Work to be completed
Could you reproduce, word for word, the items from the line with "vertical-label-1: 教学过程 [131, 111, 159, 703]" to the line with "note-2: Architect ------architecture一起记忆", including both of those lines?

(Items drawn from a data source)

_ _ _ _

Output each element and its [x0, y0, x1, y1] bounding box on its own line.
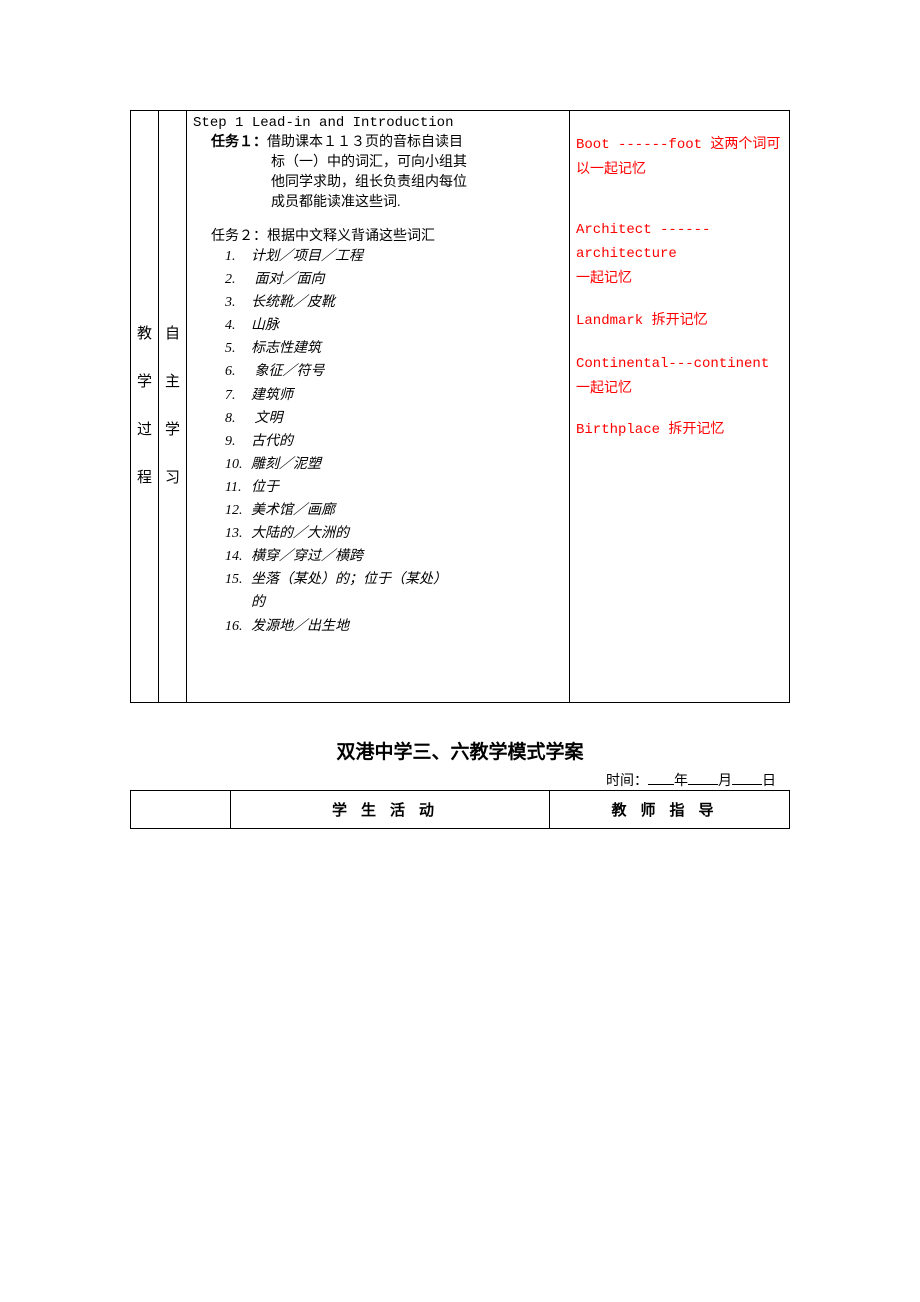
vertical-label-1: 教学过程 [131, 111, 159, 703]
vocab-item: 5.标志性建筑 [225, 337, 563, 360]
note-1: Boot ------foot 这两个词可以一起记忆 [576, 133, 783, 182]
vocab-item: 13.大陆的／大洲的 [225, 522, 563, 545]
note-2: Architect ------architecture一起记忆 [576, 218, 783, 291]
lesson-table: 教学过程 自主学习 Step 1 Lead-in and Introductio… [130, 110, 790, 703]
vocab-item: 4.山脉 [225, 314, 563, 337]
vocab-item: 1.计划／项目／工程 [225, 245, 563, 268]
vocab-item: 2. 面对／面向 [225, 268, 563, 291]
note-3: Landmark 拆开记忆 [576, 309, 783, 334]
notes-cell: Boot ------foot 这两个词可以一起记忆 Architect ---… [570, 111, 790, 703]
page-title-2: 双港中学三、六教学模式学案 [130, 737, 790, 764]
vocab-item: 16.发源地／出生地 [225, 615, 563, 638]
header-table-2: 学生活动 教师指导 [130, 790, 790, 829]
vocab-item: 6. 象征／符号 [225, 360, 563, 383]
hdr-empty [131, 790, 231, 828]
vocab-item: 8. 文明 [225, 407, 563, 430]
vocab-item: 3.长统靴／皮靴 [225, 291, 563, 314]
vocab-item: 11.位于 [225, 476, 563, 499]
activity-cell: Step 1 Lead-in and Introduction 任务１：借助课本… [187, 111, 570, 703]
date-line: 时间：年月日 [606, 770, 790, 790]
hdr-guidance: 教师指导 [550, 790, 790, 828]
step-title: Step 1 Lead-in and Introduction [193, 115, 563, 131]
task1-line1: 借助课本１１３页的音标自读目 [267, 135, 463, 150]
task1-line2: 标（一）中的词汇，可向小组其 [193, 151, 563, 171]
vocab-item: 9.古代的 [225, 430, 563, 453]
vocab-item-cont: 的 [225, 591, 563, 614]
hdr-activity: 学生活动 [231, 790, 550, 828]
vocab-list: 1.计划／项目／工程2. 面对／面向3.长统靴／皮靴4.山脉5.标志性建筑6. … [193, 245, 563, 638]
vocab-item: 10.雕刻／泥塑 [225, 453, 563, 476]
vocab-item: 14.横穿／穿过／横跨 [225, 545, 563, 568]
vertical-label-2: 自主学习 [159, 111, 187, 703]
task1-line3: 他同学求助，组长负责组内每位 [193, 171, 563, 191]
task1-label: 任务１： [211, 135, 267, 150]
vocab-item: 7.建筑师 [225, 384, 563, 407]
vocab-item: 15.坐落（某处）的；位于（某处） [225, 568, 563, 591]
task1-line4: 成员都能读准这些词. [193, 191, 563, 211]
note-5: Birthplace 拆开记忆 [576, 418, 783, 443]
vocab-item: 12.美术馆／画廊 [225, 499, 563, 522]
note-4: Continental---continent 一起记忆 [576, 352, 783, 401]
task2-label: 任务２：根据中文释义背诵这些词汇 [193, 225, 563, 245]
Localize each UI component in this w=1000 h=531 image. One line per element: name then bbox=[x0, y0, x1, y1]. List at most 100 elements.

_ _ _ _

Final result
vertical-label-1: 教学过程 [131, 111, 159, 703]
vocab-item: 5.标志性建筑 [225, 337, 563, 360]
note-1: Boot ------foot 这两个词可以一起记忆 [576, 133, 783, 182]
vocab-item: 13.大陆的／大洲的 [225, 522, 563, 545]
note-2: Architect ------architecture一起记忆 [576, 218, 783, 291]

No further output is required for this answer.